====== DOCUMENT

Pow 16
Essay Preview: Pow 16
Report this essay
Linear Nim
Problem Statement:
The game of Linear Nim is a strategy game in which two players take turns removing or eliminating lines or bars from a series of ten lines or bars. There are ten bars or lines in a row on a piece of paper:
l l l l l l l l l l
Each player takes a turn and crosses off one, two, or three of the lines until all of the lines have been crossed off; the person who crosses off the last mark wins.
The question I was trying to answer in this POW is, what is the best strategy for winning this game, i.e. is there one strategy that if followed, will assure that I win the game every time I play it? To decide this, I needed to consider such things as does it matter if one goes first or second to win, and does it matter how many lines get marked off on the first turn, will these make a difference in winning?
To answer the question, the tasks that I needed to do were to play the game several times to see if I noticed any patterns, to write out all of the ways I think might work to help one win, to test those strategies by playing the game again & using them, and then to develop my final strategy and do some variations of it to make sure that my winning strategy truly always works.

============
====== EXTRACTED DATA

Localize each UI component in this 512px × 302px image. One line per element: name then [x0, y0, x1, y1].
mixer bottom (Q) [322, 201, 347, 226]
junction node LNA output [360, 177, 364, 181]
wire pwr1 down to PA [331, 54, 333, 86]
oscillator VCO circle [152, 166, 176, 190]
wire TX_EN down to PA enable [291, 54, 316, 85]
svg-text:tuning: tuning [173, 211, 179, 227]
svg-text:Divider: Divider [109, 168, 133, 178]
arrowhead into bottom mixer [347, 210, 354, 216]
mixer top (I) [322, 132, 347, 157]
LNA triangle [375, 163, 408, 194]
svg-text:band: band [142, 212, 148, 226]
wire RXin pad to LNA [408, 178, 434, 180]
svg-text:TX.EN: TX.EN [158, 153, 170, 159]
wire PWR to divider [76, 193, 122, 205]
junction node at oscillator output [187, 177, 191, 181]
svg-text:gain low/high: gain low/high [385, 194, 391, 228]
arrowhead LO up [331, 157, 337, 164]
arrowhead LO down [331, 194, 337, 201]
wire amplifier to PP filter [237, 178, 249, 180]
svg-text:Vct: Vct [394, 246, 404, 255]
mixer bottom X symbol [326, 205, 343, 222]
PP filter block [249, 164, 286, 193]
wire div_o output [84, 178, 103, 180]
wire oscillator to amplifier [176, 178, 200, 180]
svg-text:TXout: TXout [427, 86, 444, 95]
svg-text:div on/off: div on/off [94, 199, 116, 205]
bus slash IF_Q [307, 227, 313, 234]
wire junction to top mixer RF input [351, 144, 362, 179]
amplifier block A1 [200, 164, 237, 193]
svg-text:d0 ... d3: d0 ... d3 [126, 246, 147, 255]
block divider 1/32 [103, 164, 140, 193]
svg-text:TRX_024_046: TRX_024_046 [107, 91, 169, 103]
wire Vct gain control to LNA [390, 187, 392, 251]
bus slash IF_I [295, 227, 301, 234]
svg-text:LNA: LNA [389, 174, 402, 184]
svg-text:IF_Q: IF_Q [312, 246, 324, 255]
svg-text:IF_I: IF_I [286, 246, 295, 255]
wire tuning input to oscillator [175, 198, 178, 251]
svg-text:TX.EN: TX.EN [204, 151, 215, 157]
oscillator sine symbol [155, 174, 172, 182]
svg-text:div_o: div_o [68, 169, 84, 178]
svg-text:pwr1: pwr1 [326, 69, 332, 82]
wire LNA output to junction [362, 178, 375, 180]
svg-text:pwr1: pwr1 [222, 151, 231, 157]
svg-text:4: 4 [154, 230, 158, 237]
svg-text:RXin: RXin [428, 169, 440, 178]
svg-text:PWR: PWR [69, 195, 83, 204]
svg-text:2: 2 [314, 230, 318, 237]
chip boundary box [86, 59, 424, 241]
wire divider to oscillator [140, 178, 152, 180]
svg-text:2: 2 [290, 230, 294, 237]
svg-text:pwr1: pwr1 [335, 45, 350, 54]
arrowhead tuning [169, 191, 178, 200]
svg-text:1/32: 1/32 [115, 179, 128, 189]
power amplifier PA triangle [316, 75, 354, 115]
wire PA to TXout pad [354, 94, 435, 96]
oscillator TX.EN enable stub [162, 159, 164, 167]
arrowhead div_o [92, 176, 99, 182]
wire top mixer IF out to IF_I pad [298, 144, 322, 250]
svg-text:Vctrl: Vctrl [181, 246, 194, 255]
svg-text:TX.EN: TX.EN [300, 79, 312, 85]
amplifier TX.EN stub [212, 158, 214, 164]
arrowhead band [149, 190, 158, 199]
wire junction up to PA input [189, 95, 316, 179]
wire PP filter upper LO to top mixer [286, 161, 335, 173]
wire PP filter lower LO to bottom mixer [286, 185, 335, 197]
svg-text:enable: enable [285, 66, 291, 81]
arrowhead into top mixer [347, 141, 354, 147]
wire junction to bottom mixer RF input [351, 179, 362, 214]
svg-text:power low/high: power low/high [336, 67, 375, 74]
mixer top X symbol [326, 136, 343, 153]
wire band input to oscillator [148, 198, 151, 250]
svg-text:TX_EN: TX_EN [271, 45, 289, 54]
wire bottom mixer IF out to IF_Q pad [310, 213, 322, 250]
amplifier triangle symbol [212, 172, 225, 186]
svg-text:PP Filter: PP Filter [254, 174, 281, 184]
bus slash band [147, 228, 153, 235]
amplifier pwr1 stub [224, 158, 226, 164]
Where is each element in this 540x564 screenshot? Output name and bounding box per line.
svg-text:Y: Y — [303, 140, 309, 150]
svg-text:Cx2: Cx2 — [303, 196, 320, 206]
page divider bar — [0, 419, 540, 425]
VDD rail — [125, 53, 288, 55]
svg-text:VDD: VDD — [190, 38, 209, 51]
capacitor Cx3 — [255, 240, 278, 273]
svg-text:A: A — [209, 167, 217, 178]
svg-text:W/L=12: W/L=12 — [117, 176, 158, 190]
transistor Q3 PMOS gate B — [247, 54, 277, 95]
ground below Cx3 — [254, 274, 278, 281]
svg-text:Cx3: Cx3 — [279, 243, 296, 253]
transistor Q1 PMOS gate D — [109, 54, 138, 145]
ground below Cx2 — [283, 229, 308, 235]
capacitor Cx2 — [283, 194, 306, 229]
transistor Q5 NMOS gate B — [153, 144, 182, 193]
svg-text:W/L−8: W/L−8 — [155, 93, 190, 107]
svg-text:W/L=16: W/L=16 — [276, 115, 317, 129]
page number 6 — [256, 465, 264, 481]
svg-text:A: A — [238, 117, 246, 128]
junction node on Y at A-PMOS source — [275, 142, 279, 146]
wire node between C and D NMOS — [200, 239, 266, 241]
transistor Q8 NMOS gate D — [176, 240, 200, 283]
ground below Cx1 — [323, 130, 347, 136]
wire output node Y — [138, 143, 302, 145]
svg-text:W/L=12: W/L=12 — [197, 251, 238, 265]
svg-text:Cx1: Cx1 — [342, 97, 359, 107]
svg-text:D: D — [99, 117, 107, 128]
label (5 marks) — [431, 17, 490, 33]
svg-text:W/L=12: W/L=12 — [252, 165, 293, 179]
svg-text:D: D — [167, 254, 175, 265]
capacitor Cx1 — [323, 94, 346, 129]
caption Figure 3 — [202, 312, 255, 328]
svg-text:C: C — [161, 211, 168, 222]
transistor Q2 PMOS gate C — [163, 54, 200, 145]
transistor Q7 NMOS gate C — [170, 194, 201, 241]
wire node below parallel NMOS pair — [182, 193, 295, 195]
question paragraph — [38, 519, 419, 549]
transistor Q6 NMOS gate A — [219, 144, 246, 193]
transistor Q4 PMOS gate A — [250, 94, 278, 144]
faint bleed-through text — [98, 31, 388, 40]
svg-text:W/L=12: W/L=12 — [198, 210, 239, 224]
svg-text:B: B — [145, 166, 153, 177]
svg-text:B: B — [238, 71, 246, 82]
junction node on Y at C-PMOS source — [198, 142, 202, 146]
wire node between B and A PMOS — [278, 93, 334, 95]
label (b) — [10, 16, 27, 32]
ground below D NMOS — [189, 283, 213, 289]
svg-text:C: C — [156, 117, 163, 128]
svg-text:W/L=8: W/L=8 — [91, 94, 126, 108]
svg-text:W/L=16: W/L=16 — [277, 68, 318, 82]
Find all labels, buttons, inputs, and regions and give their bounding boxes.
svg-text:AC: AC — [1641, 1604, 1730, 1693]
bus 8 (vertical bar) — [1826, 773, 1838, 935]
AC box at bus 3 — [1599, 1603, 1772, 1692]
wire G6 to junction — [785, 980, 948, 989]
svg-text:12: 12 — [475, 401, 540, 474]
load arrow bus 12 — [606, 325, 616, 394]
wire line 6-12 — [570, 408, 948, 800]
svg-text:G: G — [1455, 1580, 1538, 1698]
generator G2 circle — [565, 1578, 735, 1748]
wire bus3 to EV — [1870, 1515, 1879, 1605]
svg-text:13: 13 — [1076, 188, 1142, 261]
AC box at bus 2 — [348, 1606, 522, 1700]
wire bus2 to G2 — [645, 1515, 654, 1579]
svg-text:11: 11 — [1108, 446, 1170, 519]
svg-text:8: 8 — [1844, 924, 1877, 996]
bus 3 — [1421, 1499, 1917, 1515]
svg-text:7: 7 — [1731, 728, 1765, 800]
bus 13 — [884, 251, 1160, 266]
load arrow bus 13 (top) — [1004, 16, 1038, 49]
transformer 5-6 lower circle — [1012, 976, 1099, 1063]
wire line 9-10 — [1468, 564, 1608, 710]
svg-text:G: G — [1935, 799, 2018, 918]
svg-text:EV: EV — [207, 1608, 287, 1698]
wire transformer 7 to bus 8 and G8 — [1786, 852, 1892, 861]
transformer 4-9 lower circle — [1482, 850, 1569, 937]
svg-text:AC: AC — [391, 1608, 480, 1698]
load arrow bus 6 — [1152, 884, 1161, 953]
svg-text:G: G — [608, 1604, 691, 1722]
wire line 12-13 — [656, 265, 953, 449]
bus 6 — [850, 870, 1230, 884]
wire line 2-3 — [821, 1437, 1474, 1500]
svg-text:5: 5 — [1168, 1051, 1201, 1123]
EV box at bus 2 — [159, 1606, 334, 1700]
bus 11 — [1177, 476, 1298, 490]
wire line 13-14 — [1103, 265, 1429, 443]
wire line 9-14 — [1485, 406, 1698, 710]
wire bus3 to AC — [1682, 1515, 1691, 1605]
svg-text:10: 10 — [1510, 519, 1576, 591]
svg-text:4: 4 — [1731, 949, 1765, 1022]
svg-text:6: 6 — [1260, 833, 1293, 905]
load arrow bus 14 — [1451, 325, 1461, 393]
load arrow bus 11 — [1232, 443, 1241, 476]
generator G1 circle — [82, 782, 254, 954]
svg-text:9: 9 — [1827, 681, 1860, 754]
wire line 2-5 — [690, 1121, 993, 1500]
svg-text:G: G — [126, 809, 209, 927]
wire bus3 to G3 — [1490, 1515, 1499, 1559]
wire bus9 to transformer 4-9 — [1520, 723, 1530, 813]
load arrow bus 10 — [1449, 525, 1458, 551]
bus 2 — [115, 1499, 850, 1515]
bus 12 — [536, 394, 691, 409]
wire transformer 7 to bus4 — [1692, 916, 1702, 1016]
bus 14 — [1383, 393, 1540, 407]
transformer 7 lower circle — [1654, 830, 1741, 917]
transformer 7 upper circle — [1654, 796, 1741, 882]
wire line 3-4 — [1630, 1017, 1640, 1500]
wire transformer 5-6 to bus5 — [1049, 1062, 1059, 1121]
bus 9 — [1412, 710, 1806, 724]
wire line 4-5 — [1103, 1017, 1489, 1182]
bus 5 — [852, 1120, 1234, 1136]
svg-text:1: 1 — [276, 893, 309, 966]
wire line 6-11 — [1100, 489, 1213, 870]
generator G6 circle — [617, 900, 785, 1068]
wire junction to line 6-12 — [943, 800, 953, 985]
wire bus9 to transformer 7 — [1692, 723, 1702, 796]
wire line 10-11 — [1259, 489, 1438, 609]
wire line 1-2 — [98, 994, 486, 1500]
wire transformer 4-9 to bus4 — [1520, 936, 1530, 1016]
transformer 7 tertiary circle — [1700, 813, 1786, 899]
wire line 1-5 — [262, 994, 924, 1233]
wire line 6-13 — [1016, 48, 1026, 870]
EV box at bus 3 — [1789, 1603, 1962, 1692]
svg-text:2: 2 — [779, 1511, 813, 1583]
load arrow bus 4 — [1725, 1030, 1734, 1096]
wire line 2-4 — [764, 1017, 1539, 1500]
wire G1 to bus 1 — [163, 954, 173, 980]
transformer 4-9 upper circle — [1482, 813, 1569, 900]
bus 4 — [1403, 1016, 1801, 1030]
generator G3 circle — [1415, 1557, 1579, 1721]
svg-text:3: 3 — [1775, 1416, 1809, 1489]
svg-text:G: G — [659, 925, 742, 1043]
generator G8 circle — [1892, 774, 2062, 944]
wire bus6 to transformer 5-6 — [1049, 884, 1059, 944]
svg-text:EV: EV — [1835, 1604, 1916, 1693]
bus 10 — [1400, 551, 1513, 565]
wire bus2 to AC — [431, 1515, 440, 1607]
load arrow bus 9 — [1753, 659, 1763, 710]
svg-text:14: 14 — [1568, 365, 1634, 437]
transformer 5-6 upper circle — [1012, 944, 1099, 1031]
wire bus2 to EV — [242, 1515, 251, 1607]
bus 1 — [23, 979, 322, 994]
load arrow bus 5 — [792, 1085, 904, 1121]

============

→ **SET EXERCISE 1**
In the Linear Nim essay, how many lines may a player cross off on a single turn?
→ **SET EXERCISE 2**
Carry on the Linear Nim essay, beginning right after its final sentence.

→ **FINAL RESULT 1**
One, two, or three.

→ **FINAL RESULT 2**
Process and Solution:
To answer this question, the first thing I did was to play this game several times with family and friends, looking to see if I noticed any patterns or if I could predict who would win. I started recording the numbers being crossed off and at first it seemed pretty random and puzzling. It didnt seem to matter who went first or how many were marked off on the first turn, but I doubted it was that random or just a matter of luck. After a few more games, I had an “ah-ha” moment: I noticed that if on your turn you made sure that there were four lines left for your opponent, then you were guaranteed to win. I saw that with 4 lines remaining:
If my opponent marked off 1, then three were left for me=I win;
If my opponent marked off 2, then two were left for me=I win;
If my opponent marked off 3, that left 1 for me=I win.
I was pretty excited about that observation and played the game several more times to test it out. I always won when I could get to the point of there being 4 lines remaining when it was my opponents turn. The second challenge, however, was how to make sure I could always get it to where there were 4 remaining and not 5 or 6, for example, when it was my turn so I had to play it several more times before I saw the answer, that if I went first and marked off two, then I was always guaranteed to win, that under this way there was no chance for my opponent to win.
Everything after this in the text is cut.